» **GOAL**: Please quote every line word for word.

------------------------

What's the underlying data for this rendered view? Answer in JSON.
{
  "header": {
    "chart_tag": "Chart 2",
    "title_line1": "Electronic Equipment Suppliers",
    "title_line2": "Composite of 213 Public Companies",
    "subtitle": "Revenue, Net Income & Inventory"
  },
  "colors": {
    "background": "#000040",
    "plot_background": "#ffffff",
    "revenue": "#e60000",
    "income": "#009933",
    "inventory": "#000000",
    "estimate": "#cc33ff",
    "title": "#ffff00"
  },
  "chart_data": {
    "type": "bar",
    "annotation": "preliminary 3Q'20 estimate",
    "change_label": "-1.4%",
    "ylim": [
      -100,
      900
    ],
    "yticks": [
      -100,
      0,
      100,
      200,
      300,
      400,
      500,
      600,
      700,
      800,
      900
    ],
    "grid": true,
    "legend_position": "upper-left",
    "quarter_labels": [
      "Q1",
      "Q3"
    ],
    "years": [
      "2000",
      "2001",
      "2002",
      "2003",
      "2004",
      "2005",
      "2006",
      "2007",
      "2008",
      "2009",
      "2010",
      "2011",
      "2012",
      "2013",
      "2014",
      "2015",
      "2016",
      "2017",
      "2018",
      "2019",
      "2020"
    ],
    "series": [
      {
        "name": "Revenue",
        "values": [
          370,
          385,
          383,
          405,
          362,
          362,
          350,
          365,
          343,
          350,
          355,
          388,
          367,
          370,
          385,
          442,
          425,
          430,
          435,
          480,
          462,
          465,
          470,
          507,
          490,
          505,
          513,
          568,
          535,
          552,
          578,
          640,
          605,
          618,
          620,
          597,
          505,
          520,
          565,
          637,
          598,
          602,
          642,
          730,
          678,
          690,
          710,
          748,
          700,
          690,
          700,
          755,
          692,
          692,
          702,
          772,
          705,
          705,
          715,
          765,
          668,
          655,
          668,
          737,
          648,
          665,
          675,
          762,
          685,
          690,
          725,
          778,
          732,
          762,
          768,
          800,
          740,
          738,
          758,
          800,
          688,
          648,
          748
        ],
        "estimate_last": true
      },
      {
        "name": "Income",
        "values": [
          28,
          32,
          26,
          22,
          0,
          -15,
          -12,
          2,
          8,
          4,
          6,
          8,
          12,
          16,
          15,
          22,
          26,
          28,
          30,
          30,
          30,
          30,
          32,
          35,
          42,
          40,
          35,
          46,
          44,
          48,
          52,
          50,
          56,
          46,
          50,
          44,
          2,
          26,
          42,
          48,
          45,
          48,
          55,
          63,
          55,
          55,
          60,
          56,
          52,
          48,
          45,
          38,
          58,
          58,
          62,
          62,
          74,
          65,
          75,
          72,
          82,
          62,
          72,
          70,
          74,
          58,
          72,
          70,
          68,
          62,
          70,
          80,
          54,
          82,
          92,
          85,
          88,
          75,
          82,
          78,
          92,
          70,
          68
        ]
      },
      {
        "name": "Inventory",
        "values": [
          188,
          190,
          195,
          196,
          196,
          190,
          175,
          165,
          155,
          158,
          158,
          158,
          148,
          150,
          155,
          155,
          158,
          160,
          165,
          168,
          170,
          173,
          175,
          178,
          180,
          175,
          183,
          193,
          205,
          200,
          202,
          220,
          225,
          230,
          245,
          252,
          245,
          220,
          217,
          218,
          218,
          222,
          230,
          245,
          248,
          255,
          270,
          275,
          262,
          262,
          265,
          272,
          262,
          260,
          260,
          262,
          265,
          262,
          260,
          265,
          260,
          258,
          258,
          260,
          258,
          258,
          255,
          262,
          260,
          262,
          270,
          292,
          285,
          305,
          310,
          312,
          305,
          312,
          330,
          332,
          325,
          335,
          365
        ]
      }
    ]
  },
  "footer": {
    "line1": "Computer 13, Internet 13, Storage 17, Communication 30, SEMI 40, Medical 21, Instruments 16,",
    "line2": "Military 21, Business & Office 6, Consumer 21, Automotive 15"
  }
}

------------------------

» **TASK RESPONSE**:
What's the underlying data for this rendered view? Answer in JSON.
{
  "header": {
    "chart_tag": "Chart 2",
    "title_line1": "Electronic Equipment Suppliers",
    "title_line2": "Composite of 213 Public Companies",
    "subtitle": "Revenue, Net Income & Inventory"
  },
  "colors": {
    "background": "#000040",
    "plot_background": "#ffffff",
    "revenue": "#e60000",
    "income": "#009933",
    "inventory": "#000000",
    "estimate": "#cc33ff",
    "title": "#ffff00"
  },
  "chart_data": {
    "type": "bar",
    "annotation": "preliminary 3Q'20 estimate",
    "change_label": "-1.4%",
    "ylim": [
      -100,
      900
    ],
    "yticks": [
      -100,
      0,
      100,
      200,
      300,
      400,
      500,
      600,
      700,
      800,
      900
    ],
    "grid": true,
    "legend_position": "upper-left",
    "quarter_labels": [
      "Q1",
      "Q3"
    ],
    "years": [
      "2000",
      "2001",
      "2002",
      "2003",
      "2004",
      "2005",
      "2006",
      "2007",
      "2008",
      "2009",
      "2010",
      "2011",
      "2012",
      "2013",
      "2014",
      "2015",
      "2016",
      "2017",
      "2018",
      "2019",
      "2020"
    ],
    "series": [
      {
        "name": "Revenue",
        "values": [
          370,
          385,
          383,
          405,
          362,
          362,
          350,
          365,
          343,
          350,
          355,
          388,
          367,
          370,
          385,
          442,
          425,
          430,
          435,
          480,
          462,
          465,
          470,
          507,
          490,
          505,
          513,
          568,
          535,
          552,
          578,
          640,
          605,
          618,
          620,
          597,
          505,
          520,
          565,
          637,
          598,
          602,
          642,
          730,
          678,
          690,
          710,
          748,
          700,
          690,
          700,
          755,
          692,
          692,
          702,
          772,
          705,
          705,
          715,
          765,
          668,
          655,
          668,
          737,
          648,
          665,
          675,
          762,
          685,
          690,
          725,
          778,
          732,
          762,
          768,
          800,
          740,
          738,
          758,
          800,
          688,
          648,
          748
        ],
        "estimate_last": true
      },
      {
        "name": "Income",
        "values": [
          28,
          32,
          26,
          22,
          0,
          -15,
          -12,
          2,
          8,
          4,
          6,
          8,
          12,
          16,
          15,
          22,
          26,
          28,
          30,
          30,
          30,
          30,
          32,
          35,
          42,
          40,
          35,
          46,
          44,
          48,
          52,
          50,
          56,
          46,
          50,
          44,
          2,
          26,
          42,
          48,
          45,
          48,
          55,
          63,
          55,
          55,
          60,
          56,
          52,
          48,
          45,
          38,
          58,
          58,
          62,
          62,
          74,
          65,
          75,
          72,
          82,
          62,
          72,
          70,
          74,
          58,
          72,
          70,
          68,
          62,
          70,
          80,
          54,
          82,
          92,
          85,
          88,
          75,
          82,
          78,
          92,
          70,
          68
        ]
      },
      {
        "name": "Inventory",
        "values": [
          188,
          190,
          195,
          196,
          196,
          190,
          175,
          165,
          155,
          158,
          158,
          158,
          148,
          150,
          155,
          155,
          158,
          160,
          165,
          168,
          170,
          173,
          175,
          178,
          180,
          175,
          183,
          193,
          205,
          200,
          202,
          220,
          225,
          230,
          245,
          252,
          245,
          220,
          217,
          218,
          218,
          222,
          230,
          245,
          248,
          255,
          270,
          275,
          262,
          262,
          265,
          272,
          262,
          260,
          260,
          262,
          265,
          262,
          260,
          265,
          260,
          258,
          258,
          260,
          258,
          258,
          255,
          262,
          260,
          262,
          270,
          292,
          285,
          305,
          310,
          312,
          305,
          312,
          330,
          332,
          325,
          335,
          365
        ]
      }
    ]
  },
  "footer": {
    "line1": "Computer 13, Internet 13, Storage 17, Communication 30, SEMI 40, Medical 21, Instruments 16,",
    "line2": "Military 21, Business & Office 6, Consumer 21, Automotive 15"
  }
}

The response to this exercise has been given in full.